<<<<
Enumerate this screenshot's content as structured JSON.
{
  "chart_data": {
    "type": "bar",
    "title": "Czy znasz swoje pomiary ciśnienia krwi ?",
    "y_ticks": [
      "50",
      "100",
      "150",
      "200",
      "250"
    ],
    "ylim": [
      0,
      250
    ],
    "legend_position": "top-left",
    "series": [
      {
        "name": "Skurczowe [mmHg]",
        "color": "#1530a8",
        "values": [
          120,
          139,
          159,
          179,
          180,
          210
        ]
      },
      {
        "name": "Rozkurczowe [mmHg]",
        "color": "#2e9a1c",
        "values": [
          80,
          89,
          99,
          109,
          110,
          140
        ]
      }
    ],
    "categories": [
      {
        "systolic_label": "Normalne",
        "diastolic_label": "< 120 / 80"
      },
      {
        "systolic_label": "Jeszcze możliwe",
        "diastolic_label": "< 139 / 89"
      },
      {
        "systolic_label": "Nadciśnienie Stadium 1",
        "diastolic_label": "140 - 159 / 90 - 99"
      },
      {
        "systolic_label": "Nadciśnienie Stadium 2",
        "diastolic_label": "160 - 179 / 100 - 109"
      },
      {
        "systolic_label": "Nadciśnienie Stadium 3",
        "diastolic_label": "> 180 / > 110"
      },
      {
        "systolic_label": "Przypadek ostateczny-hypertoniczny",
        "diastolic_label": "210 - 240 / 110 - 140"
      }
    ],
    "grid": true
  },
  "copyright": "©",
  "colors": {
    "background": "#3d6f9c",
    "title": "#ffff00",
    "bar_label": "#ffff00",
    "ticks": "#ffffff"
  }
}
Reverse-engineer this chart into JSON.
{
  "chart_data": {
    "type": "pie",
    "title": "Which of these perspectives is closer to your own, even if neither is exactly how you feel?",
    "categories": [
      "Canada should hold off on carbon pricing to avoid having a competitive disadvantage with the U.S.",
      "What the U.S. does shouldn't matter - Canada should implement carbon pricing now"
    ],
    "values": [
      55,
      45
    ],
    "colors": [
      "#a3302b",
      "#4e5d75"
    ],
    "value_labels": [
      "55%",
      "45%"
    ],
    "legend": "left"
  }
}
>>>>
▸ Given request
Find the lines containing "JSON" and list every one of them.

▸ Task response
Enumerate this screenshot's content as structured JSON.
Reverse-engineer this chart into JSON.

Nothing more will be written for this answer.